**Exercise goal**
Reproduce the records. Keep every word exact and include no images.

**The input**
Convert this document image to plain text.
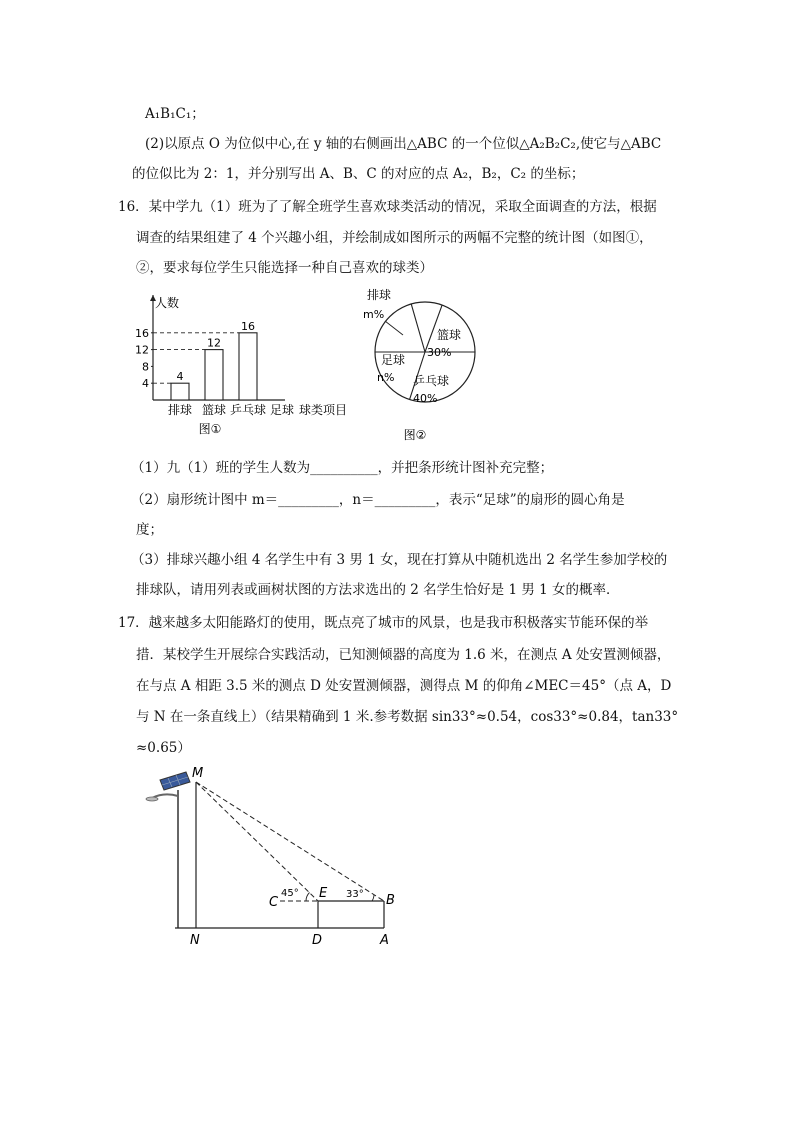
A₁B₁C₁；
(2)以原点 O 为位似中心,在 y 轴的右侧画出△ABC 的一个位似△A₂B₂C₂,使它与△ABC
的位似比为 2：1，并分别写出 A、B、C 的对应的点 A₂，B₂，C₂ 的坐标；
16．某中学九（1）班为了了解全班学生喜欢球类活动的情况，采取全面调查的方法，根据
调查的结果组建了 4 个兴趣小组，并绘制成如图所示的两幅不完整的统计图（如图①，
②，要求每位学生只能选择一种自己喜欢的球类）
人数
4
8
12
16
4
排球
12
篮球
16
乒乓球 足球 球类项目
图①
排球
m%
篮球
30%
乒乓球
40%
足球
n%
图②
（1）九（1）班的学生人数为__________，并把条形统计图补充完整；
（2）扇形统计图中 m＝_________，n＝_________，表示“足球”的扇形的圆心角是
度；
（3）排球兴趣小组 4 名学生中有 3 男 1 女，现在打算从中随机选出 2 名学生参加学校的
排球队，请用列表或画树状图的方法求选出的 2 名学生恰好是 1 男 1 女的概率．
17．越来越多太阳能路灯的使用，既点亮了城市的风景，也是我市积极落实节能环保的举
措．某校学生开展综合实践活动，已知测倾器的高度为 1.6 米，在测点 A 处安置测倾器，
在与点 A 相距 3.5 米的测点 D 处安置测倾器，测得点 M 的仰角∠MEC＝45°（点 A，D
与 N 在一条直线上）（结果精确到 1 米.参考数据 sin33°≈0.54，cos33°≈0.84，tan33°
≈0.65）
M
N
C
E
D
B
A
45°	33°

**Solution for this exercise**
Convert this document image to plain text.
A₁B₁C₁；
(2)以原点 O 为位似中心,在 y 轴的右侧画出△ABC 的一个位似△A₂B₂C₂,使它与△ABC
的位似比为 2：1，并分别写出 A、B、C 的对应的点 A₂，B₂，C₂ 的坐标；
16．某中学九（1）班为了了解全班学生喜欢球类活动的情况，采取全面调查的方法，根据
调查的结果组建了 4 个兴趣小组，并绘制成如图所示的两幅不完整的统计图（如图①，
②，要求每位学生只能选择一种自己喜欢的球类）
人数
4
8
12
16
4
排球
12
篮球
16
乒乓球 足球 球类项目
图①
排球
m%
篮球
30%
乒乓球
40%
足球
n%
图②
（1）九（1）班的学生人数为__________，并把条形统计图补充完整；
（2）扇形统计图中 m＝_________，n＝_________，表示“足球”的扇形的圆心角是
度；
（3）排球兴趣小组 4 名学生中有 3 男 1 女，现在打算从中随机选出 2 名学生参加学校的
排球队，请用列表或画树状图的方法求选出的 2 名学生恰好是 1 男 1 女的概率．
17．越来越多太阳能路灯的使用，既点亮了城市的风景，也是我市积极落实节能环保的举
措．某校学生开展综合实践活动，已知测倾器的高度为 1.6 米，在测点 A 处安置测倾器，
在与点 A 相距 3.5 米的测点 D 处安置测倾器，测得点 M 的仰角∠MEC＝45°（点 A，D
与 N 在一条直线上）（结果精确到 1 米.参考数据 sin33°≈0.54，cos33°≈0.84，tan33°
≈0.65）
M
N
C
E
D
B
A
45°	33°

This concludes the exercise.